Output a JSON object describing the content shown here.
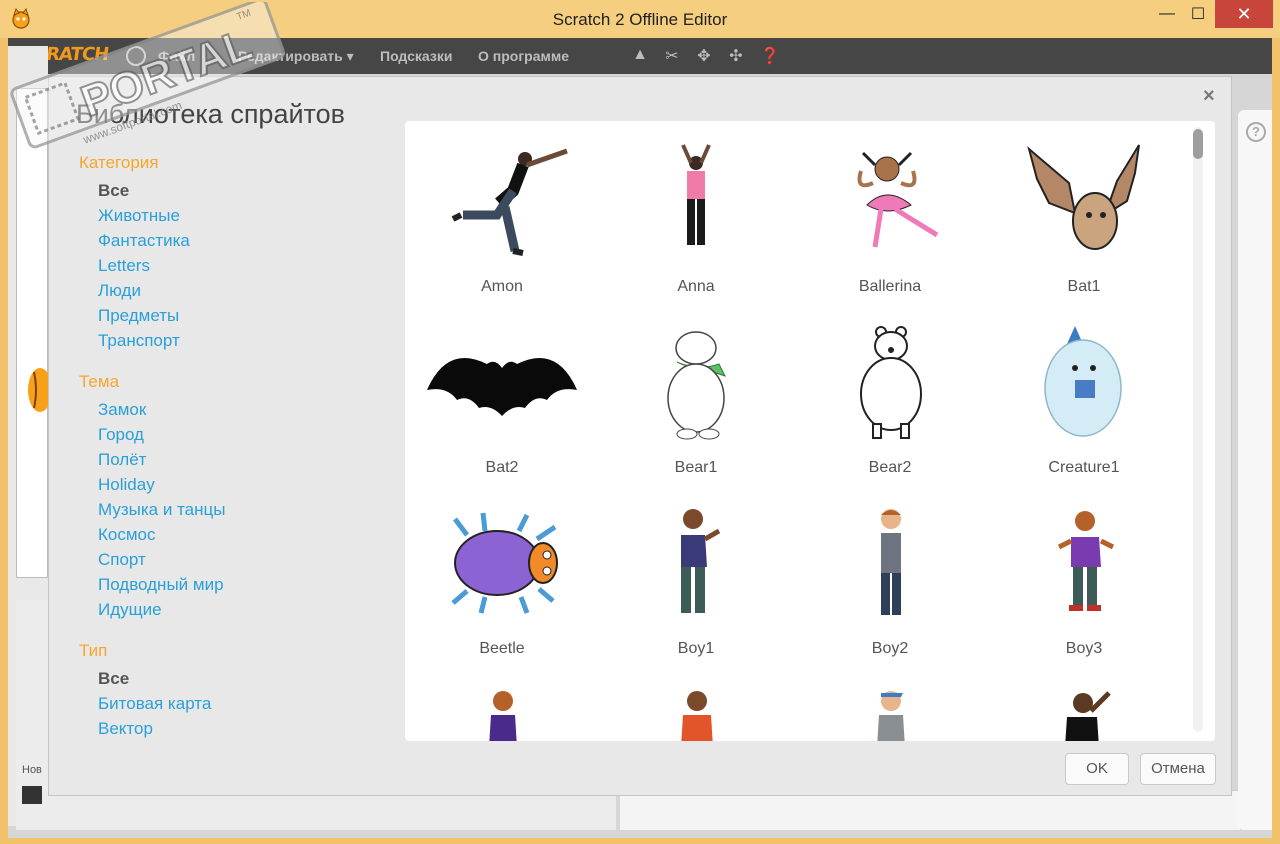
{
  "window": {
    "title": "Scratch 2 Offline Editor",
    "minimize_glyph": "—",
    "maximize_glyph": "☐",
    "close_glyph": "✕"
  },
  "menubar": {
    "logo": "SCRATCH",
    "file_label": "Файл",
    "edit_label": "Редактировать ▾",
    "tips_label": "Подсказки",
    "about_label": "О программе",
    "tools": [
      "stamp-icon",
      "cut-icon",
      "grow-icon",
      "shrink-icon",
      "help-icon"
    ]
  },
  "background": {
    "new_sprite_label": "Нов",
    "help_glyph": "?"
  },
  "dialog": {
    "title": "Библиотека спрайтов",
    "close_glyph": "×",
    "ok_label": "OK",
    "cancel_label": "Отмена"
  },
  "sidebar": {
    "category_heading": "Категория",
    "categories": [
      "Все",
      "Животные",
      "Фантастика",
      "Letters",
      "Люди",
      "Предметы",
      "Транспорт"
    ],
    "theme_heading": "Тема",
    "themes": [
      "Замок",
      "Город",
      "Полёт",
      "Holiday",
      "Музыка и танцы",
      "Космос",
      "Спорт",
      "Подводный мир",
      "Идущие"
    ],
    "type_heading": "Тип",
    "types": [
      "Все",
      "Битовая карта",
      "Вектор"
    ]
  },
  "sprites": [
    {
      "name": "Amon",
      "icon": "dancer-man-icon"
    },
    {
      "name": "Anna",
      "icon": "dancer-girl-icon"
    },
    {
      "name": "Ballerina",
      "icon": "ballerina-icon"
    },
    {
      "name": "Bat1",
      "icon": "brown-bat-icon"
    },
    {
      "name": "Bat2",
      "icon": "black-bat-icon"
    },
    {
      "name": "Bear1",
      "icon": "polar-bear-scarf-icon"
    },
    {
      "name": "Bear2",
      "icon": "bear-outline-icon"
    },
    {
      "name": "Creature1",
      "icon": "creature-icon"
    },
    {
      "name": "Beetle",
      "icon": "beetle-icon"
    },
    {
      "name": "Boy1",
      "icon": "boy-icon"
    },
    {
      "name": "Boy2",
      "icon": "boy-icon"
    },
    {
      "name": "Boy3",
      "icon": "boy-icon"
    },
    {
      "name": "",
      "icon": "boy-partial-icon"
    },
    {
      "name": "",
      "icon": "boy-partial-icon"
    },
    {
      "name": "",
      "icon": "boy-partial-icon"
    },
    {
      "name": "",
      "icon": "boy-partial-icon"
    }
  ],
  "watermark": {
    "brand": "PORTAL",
    "site": "www.softportal.com",
    "trademark": "TM"
  },
  "colors": {
    "accent_orange": "#f7a62c",
    "link_blue": "#2aa0d8",
    "titlebar": "#f5cf7f",
    "close_red": "#c7453a"
  }
}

******************************

# GIVEN PROBLEM
Examine the records and pull out every line where the string "dancer" occurs.

# REPLY
      "icon": "dancer-man-icon"
      "icon": "dancer-girl-icon"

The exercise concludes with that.